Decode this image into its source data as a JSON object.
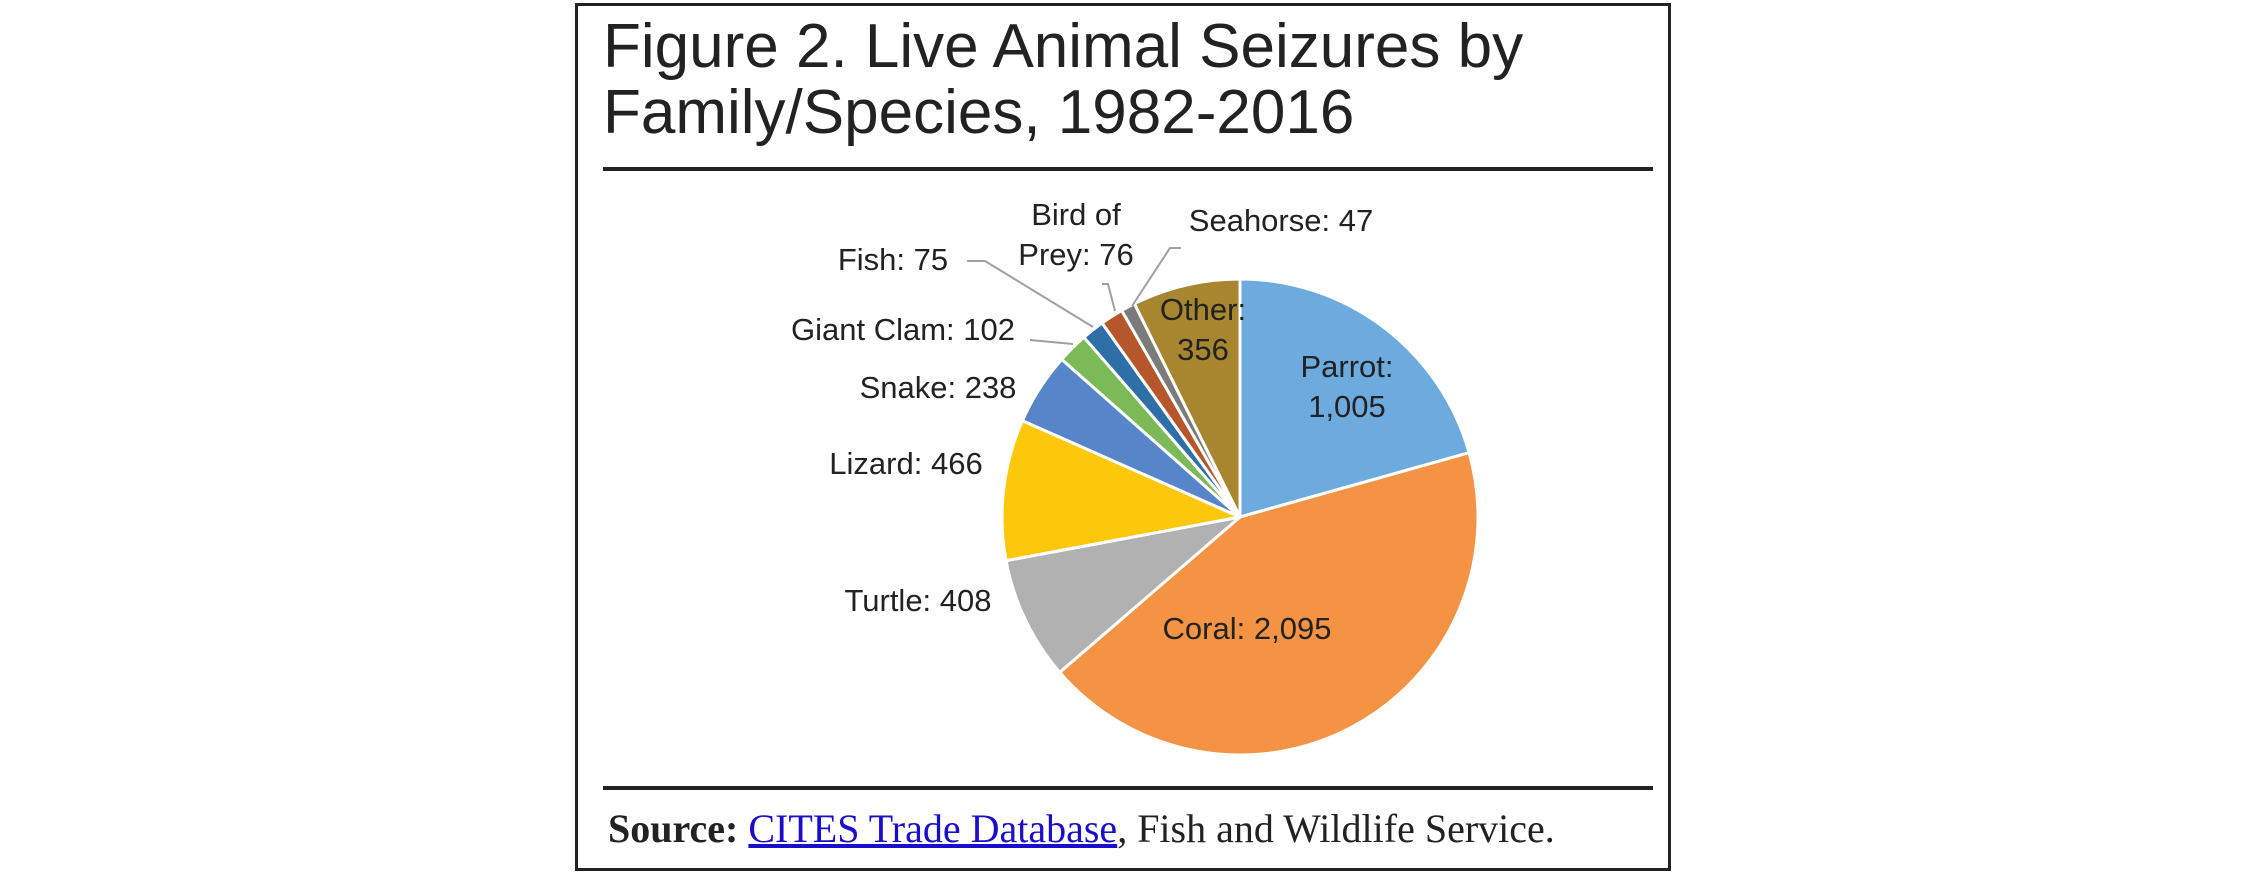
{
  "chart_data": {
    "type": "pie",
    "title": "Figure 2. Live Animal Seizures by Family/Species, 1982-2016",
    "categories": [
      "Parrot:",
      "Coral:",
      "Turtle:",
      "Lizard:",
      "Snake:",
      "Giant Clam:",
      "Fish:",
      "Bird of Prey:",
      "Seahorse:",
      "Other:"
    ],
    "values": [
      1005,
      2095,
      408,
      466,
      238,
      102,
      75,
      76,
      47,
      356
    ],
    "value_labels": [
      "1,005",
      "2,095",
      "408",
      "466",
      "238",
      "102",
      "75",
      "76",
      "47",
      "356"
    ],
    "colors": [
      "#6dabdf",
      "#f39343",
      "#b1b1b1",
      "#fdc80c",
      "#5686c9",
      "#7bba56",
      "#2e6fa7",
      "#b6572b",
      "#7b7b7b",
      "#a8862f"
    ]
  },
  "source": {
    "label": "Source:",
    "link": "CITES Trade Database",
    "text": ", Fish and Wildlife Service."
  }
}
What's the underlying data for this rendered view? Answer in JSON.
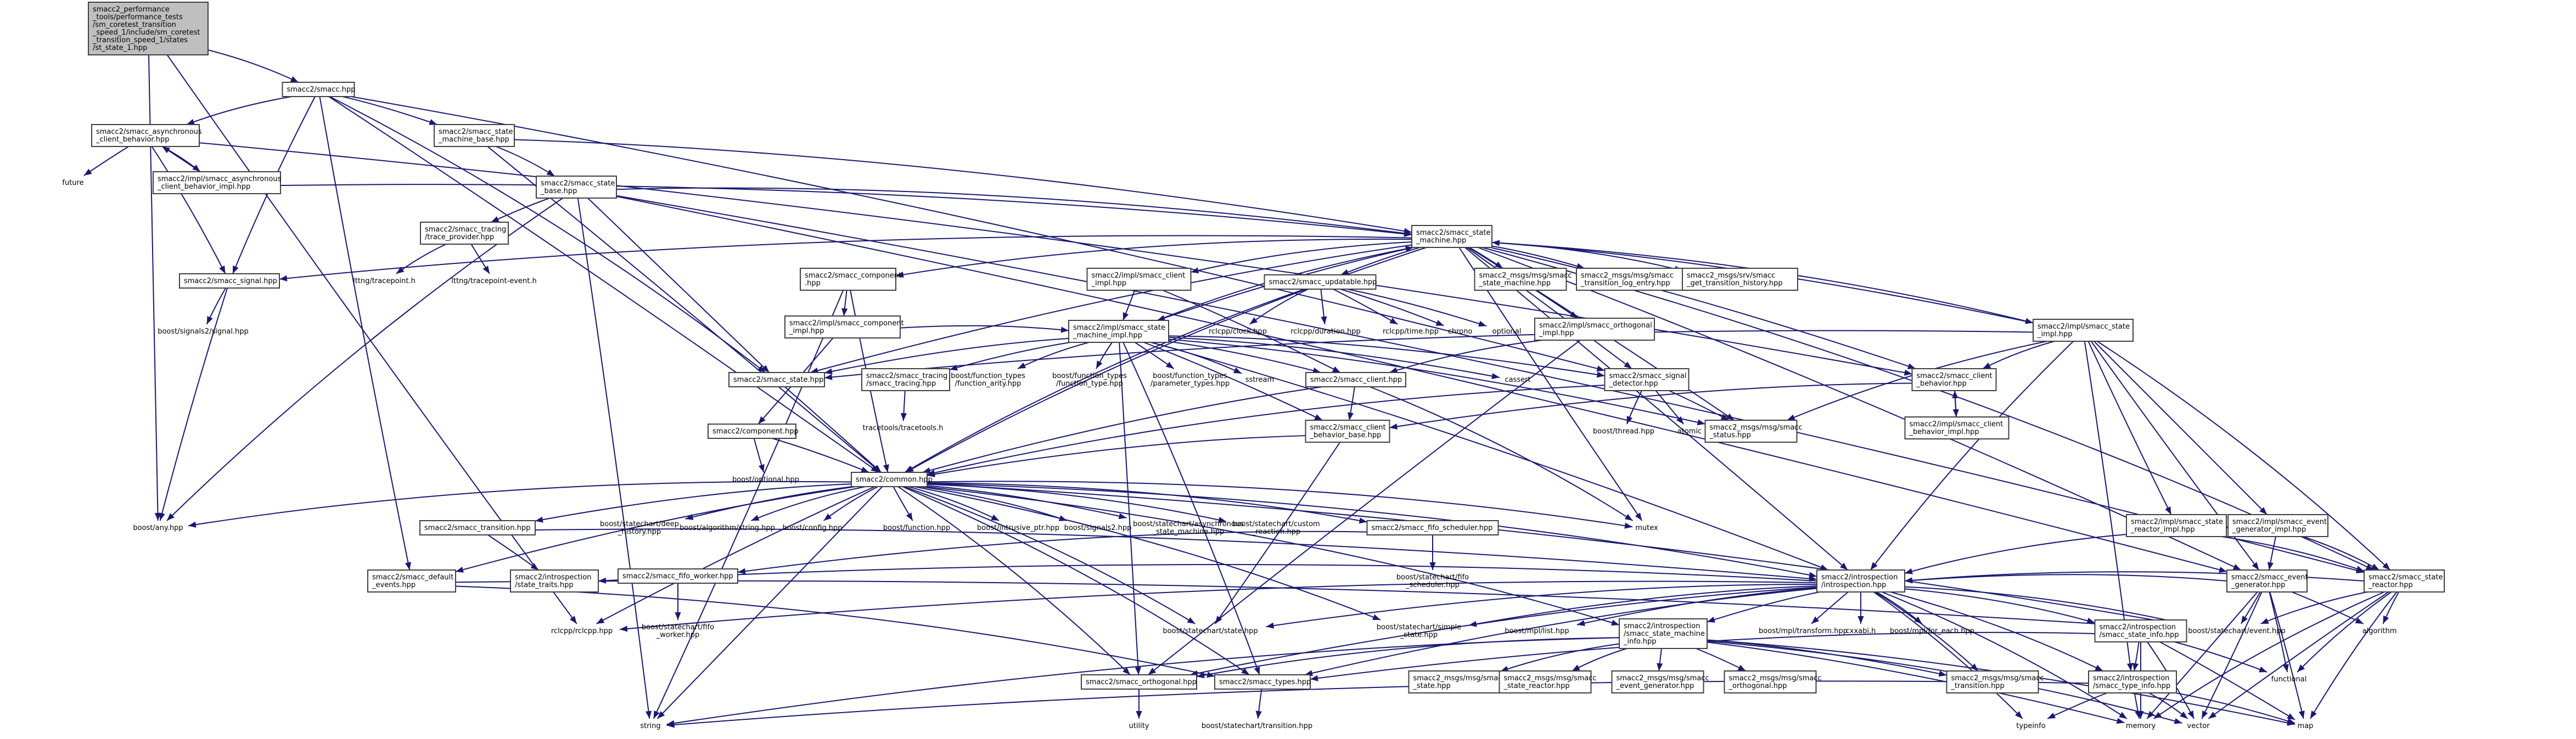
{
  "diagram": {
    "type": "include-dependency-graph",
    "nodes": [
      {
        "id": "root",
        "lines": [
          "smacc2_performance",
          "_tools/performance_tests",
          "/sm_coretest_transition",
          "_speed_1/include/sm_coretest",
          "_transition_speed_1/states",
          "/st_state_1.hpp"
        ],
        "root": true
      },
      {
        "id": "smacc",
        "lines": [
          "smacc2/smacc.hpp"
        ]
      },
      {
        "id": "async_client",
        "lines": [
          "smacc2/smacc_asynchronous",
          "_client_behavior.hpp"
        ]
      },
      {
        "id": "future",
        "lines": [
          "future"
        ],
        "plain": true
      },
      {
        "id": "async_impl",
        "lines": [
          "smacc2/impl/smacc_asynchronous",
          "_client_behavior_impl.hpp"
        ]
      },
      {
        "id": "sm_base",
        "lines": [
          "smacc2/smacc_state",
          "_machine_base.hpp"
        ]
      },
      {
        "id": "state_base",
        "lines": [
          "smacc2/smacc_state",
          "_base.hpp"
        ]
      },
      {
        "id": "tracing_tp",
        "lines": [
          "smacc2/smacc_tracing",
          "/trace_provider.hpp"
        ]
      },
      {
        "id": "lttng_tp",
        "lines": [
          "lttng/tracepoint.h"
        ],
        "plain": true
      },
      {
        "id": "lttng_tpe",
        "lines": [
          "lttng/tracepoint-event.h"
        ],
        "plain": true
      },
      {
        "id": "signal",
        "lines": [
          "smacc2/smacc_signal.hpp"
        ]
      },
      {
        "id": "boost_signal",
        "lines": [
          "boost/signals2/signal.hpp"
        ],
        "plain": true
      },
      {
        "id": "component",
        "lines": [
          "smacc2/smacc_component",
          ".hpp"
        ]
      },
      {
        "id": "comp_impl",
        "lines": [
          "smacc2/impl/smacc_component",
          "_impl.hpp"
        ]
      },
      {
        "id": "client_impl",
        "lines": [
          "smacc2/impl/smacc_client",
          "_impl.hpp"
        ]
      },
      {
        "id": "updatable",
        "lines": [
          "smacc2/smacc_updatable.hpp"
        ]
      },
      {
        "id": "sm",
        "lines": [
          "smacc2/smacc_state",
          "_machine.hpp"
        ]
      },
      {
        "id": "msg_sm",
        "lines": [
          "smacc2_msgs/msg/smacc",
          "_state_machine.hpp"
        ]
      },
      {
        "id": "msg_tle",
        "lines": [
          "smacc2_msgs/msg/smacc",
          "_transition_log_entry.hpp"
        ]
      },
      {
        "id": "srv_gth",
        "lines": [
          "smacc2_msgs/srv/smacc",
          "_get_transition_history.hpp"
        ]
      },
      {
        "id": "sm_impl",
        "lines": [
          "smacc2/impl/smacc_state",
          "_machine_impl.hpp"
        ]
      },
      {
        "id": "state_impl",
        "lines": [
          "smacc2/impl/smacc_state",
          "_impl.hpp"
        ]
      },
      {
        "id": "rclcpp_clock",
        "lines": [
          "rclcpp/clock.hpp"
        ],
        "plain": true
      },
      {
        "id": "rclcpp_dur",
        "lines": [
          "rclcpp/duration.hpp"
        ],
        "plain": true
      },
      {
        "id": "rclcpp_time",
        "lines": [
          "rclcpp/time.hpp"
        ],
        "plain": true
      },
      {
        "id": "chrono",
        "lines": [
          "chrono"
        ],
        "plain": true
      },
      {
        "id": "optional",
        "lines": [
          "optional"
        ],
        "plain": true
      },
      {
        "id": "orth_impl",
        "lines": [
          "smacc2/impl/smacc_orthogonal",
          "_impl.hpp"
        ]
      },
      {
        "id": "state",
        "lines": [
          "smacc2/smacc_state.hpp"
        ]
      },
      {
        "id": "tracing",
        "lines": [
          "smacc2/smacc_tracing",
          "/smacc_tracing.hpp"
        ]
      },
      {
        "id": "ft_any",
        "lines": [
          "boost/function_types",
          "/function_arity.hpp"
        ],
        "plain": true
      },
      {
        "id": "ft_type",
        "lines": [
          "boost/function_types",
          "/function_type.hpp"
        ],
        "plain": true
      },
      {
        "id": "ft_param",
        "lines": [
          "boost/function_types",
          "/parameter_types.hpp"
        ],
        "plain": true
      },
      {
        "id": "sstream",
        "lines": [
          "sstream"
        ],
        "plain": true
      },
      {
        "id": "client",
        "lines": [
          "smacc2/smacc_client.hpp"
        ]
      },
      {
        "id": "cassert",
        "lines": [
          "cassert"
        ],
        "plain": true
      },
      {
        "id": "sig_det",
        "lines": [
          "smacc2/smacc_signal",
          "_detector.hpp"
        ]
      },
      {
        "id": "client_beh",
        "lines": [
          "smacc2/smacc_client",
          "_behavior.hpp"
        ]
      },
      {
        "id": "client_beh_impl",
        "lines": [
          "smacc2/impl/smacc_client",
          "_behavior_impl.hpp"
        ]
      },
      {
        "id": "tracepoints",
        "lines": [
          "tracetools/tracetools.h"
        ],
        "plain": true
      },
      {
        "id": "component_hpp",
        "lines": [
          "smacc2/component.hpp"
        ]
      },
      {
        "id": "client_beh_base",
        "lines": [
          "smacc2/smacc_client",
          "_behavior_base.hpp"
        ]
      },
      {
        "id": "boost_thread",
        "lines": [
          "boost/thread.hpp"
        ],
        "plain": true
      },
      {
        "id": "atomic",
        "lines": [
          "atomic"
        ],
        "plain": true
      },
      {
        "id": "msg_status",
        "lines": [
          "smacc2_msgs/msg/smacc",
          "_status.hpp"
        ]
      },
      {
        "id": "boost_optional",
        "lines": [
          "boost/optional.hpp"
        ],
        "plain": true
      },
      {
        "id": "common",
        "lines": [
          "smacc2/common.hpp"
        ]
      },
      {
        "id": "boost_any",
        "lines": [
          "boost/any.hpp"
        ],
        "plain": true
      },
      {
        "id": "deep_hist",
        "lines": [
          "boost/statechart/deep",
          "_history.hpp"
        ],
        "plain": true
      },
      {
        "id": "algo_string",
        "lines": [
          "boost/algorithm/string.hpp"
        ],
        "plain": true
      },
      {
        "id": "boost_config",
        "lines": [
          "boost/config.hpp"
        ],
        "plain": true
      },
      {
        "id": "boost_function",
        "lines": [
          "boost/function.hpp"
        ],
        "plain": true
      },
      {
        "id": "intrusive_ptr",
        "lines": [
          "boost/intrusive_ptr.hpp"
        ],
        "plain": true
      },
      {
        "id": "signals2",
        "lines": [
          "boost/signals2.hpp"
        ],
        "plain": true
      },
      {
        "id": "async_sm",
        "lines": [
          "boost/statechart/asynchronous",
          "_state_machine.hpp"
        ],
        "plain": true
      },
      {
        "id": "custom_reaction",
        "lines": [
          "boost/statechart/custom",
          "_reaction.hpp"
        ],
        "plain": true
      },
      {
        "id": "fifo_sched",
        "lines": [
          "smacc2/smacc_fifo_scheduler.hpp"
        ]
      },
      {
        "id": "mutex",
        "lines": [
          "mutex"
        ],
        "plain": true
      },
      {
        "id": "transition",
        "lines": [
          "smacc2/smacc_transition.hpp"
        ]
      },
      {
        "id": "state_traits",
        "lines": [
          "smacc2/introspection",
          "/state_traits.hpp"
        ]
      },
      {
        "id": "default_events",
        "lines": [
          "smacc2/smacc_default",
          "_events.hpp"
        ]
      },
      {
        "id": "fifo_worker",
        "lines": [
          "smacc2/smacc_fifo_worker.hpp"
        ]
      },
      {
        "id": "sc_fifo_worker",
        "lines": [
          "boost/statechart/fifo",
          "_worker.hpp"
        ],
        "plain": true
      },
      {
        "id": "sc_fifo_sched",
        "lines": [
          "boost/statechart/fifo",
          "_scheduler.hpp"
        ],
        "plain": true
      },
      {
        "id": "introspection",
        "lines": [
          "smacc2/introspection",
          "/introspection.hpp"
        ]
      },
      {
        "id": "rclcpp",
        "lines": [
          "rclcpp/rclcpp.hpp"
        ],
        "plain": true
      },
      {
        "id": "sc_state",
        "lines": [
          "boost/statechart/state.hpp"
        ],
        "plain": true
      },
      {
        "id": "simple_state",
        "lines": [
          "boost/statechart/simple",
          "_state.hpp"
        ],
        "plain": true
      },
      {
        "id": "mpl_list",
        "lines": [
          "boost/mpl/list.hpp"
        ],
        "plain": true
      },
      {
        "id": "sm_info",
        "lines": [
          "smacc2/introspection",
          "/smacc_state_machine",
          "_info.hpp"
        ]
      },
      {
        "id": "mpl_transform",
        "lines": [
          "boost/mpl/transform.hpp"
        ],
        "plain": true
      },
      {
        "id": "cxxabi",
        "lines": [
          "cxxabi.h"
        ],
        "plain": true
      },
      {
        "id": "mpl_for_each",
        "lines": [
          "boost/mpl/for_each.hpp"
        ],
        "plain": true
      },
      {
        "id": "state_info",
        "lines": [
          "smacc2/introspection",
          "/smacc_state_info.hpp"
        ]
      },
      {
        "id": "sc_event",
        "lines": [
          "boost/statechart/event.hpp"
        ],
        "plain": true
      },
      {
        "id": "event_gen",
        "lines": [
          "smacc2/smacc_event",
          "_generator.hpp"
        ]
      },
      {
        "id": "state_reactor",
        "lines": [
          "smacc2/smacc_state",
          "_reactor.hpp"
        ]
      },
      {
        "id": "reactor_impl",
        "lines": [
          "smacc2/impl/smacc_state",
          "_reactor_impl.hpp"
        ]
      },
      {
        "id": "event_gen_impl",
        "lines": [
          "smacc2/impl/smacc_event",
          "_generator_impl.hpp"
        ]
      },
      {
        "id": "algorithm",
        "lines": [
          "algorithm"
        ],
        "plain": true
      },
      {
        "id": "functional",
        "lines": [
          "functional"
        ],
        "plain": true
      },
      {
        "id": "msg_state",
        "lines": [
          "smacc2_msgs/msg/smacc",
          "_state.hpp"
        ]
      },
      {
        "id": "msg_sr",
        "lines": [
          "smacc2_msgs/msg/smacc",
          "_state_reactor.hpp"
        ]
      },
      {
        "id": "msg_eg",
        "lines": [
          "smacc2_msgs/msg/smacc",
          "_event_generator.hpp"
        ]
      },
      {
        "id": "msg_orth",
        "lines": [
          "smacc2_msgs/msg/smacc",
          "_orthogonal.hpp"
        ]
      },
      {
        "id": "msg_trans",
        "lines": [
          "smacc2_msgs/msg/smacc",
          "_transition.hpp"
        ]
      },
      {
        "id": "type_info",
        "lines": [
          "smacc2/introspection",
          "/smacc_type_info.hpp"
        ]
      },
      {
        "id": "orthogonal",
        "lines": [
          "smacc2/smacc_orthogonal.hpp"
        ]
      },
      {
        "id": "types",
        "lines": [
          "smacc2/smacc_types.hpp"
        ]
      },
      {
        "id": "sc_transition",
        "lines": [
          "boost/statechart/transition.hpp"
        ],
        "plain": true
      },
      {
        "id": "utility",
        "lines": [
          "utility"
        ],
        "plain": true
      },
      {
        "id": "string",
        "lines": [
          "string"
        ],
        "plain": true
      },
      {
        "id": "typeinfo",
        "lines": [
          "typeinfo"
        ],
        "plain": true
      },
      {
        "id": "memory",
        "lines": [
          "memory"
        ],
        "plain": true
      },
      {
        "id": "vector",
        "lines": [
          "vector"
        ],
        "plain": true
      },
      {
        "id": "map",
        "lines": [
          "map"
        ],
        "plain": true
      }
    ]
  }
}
********
TASK DIRECTIONS: Filter the entries down to the lines with the word "algorithm" in them.

RESULT FOR THIS TASK:
          "boost/algorithm/string.hpp"
        "id": "algorithm",
          "algorithm"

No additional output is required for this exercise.